## [Material provided]

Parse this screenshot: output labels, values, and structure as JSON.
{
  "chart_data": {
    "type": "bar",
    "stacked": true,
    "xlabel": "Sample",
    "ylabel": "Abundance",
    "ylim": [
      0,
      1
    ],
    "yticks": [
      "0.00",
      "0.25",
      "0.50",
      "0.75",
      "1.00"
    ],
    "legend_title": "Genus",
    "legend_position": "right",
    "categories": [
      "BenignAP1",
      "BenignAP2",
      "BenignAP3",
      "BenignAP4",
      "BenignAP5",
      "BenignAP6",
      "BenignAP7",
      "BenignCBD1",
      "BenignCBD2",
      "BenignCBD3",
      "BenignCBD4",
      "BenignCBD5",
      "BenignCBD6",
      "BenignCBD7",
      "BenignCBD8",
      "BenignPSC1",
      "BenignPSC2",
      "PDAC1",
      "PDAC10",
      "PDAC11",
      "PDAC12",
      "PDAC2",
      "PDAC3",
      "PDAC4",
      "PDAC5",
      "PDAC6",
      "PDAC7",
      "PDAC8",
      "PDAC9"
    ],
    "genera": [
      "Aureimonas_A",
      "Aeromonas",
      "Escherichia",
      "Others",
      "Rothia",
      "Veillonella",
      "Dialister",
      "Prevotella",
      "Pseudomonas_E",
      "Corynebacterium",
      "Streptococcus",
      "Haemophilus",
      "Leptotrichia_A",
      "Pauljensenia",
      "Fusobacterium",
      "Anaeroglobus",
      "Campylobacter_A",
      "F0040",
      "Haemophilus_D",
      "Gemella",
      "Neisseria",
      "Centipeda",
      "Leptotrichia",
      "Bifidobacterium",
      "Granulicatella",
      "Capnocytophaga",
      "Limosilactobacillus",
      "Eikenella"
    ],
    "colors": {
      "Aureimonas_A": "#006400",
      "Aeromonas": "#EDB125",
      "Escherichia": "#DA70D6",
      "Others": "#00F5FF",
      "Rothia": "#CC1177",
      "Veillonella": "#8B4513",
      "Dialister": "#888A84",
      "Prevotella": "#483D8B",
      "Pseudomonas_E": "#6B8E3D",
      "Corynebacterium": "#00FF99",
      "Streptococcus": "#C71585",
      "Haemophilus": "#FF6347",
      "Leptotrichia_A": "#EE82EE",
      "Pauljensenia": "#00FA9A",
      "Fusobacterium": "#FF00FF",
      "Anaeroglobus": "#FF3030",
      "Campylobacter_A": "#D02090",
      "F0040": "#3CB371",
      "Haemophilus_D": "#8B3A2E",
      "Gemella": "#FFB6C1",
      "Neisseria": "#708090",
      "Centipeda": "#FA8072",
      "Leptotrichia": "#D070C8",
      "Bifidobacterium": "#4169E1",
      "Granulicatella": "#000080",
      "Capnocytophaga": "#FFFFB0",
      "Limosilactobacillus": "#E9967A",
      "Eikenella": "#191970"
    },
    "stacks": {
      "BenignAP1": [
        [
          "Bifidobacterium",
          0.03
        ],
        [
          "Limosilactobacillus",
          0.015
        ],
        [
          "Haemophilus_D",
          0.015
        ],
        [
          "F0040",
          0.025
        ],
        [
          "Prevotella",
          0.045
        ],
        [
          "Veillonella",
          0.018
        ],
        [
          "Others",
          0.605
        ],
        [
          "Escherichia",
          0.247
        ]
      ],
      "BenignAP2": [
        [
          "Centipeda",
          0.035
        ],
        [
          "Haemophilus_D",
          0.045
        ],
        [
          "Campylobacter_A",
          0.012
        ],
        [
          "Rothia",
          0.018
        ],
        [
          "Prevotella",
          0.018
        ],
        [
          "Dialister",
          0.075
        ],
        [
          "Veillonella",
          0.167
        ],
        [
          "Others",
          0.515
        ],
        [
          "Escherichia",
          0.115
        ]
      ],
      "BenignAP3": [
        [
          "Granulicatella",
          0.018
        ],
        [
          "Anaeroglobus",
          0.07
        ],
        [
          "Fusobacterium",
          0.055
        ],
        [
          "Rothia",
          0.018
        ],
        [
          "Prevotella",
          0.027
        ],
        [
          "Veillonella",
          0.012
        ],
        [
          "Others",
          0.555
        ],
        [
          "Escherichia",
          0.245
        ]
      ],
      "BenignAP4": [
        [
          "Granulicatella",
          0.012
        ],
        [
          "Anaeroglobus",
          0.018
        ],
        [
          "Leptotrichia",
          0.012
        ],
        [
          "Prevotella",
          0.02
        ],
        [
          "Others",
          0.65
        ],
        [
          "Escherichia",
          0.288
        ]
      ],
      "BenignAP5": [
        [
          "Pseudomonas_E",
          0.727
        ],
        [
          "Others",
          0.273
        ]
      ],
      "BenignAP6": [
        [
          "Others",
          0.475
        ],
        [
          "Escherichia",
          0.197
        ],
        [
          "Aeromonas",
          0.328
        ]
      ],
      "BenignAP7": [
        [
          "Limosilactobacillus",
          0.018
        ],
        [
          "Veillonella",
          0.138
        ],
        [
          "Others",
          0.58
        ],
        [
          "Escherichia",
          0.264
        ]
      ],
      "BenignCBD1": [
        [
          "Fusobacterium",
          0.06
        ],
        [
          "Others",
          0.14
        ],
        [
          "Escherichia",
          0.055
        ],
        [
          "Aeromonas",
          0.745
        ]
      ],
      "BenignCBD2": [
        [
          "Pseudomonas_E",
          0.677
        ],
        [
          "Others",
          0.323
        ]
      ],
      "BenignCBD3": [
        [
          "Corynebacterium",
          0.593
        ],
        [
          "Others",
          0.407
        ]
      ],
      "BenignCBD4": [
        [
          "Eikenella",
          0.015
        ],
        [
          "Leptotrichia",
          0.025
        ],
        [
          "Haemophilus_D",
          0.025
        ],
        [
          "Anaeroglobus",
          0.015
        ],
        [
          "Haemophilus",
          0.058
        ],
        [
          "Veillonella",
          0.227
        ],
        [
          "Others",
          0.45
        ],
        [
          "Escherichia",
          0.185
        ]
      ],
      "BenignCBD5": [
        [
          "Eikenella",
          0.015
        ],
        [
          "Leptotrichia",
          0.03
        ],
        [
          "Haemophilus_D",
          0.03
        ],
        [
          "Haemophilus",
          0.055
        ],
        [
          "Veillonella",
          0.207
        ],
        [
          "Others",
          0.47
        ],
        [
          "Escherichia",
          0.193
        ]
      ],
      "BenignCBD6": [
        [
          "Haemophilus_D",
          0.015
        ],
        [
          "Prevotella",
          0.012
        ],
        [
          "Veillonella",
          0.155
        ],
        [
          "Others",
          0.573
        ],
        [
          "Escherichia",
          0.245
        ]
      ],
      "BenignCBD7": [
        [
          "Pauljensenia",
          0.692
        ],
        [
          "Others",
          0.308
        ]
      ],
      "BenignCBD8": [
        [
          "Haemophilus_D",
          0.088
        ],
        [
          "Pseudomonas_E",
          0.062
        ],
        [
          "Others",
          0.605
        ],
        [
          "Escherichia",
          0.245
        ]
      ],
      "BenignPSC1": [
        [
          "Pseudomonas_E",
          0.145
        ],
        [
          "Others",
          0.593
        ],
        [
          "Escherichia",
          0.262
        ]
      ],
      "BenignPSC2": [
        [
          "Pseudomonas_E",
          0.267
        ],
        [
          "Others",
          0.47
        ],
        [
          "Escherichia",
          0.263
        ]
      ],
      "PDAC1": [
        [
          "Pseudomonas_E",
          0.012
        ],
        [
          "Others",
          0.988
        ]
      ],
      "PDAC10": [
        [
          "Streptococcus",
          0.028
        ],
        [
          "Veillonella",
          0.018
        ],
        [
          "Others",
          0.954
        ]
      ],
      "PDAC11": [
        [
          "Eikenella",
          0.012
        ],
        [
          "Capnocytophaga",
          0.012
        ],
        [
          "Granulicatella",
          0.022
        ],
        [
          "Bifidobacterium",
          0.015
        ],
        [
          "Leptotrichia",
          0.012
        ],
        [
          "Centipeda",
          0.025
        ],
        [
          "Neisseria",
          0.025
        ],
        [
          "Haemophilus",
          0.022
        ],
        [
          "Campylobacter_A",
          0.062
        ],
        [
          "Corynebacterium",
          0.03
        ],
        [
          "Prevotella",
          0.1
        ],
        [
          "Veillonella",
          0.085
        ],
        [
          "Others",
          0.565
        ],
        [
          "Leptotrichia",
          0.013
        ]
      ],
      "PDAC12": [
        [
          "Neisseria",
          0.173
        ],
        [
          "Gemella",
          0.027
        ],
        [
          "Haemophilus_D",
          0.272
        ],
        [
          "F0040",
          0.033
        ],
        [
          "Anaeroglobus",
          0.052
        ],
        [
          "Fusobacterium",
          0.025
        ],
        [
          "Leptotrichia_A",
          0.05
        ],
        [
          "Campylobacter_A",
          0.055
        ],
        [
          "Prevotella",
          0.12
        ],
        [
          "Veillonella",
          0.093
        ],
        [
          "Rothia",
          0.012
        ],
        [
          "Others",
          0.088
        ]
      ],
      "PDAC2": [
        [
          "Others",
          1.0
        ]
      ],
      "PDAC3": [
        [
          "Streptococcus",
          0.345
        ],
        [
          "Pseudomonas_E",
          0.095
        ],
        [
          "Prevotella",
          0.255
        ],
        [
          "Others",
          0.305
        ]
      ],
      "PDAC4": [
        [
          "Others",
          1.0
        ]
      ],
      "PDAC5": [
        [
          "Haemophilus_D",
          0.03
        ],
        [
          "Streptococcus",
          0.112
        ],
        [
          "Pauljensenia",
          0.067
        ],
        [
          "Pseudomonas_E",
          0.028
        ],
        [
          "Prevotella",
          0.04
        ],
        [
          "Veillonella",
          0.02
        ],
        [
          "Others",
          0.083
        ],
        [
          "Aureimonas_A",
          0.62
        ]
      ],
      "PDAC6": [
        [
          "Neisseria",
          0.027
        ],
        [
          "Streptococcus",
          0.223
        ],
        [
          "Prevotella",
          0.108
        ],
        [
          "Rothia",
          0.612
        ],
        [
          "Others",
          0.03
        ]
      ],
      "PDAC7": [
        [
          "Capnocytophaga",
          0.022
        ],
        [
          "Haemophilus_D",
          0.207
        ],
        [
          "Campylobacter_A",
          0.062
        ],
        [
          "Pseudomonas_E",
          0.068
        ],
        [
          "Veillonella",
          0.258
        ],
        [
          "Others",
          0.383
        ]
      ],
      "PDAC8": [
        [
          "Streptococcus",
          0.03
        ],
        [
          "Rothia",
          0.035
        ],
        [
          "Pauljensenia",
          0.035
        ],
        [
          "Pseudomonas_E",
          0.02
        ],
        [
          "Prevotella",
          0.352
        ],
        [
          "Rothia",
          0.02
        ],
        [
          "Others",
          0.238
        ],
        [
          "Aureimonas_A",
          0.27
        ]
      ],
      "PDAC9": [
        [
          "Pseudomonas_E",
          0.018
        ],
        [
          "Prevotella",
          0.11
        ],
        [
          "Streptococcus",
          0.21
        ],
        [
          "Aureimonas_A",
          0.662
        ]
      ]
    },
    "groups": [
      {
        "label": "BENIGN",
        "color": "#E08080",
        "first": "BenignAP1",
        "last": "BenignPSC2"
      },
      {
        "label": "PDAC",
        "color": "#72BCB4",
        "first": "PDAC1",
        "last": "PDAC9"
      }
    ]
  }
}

## [Assignment]
Select the lines in this material that hold the word "Limosilactobacillus", leaving none out.

## [Result]
      "Limosilactobacillus",
      "Limosilactobacillus": "#E9967A",
          "Limosilactobacillus",
          "Limosilactobacillus",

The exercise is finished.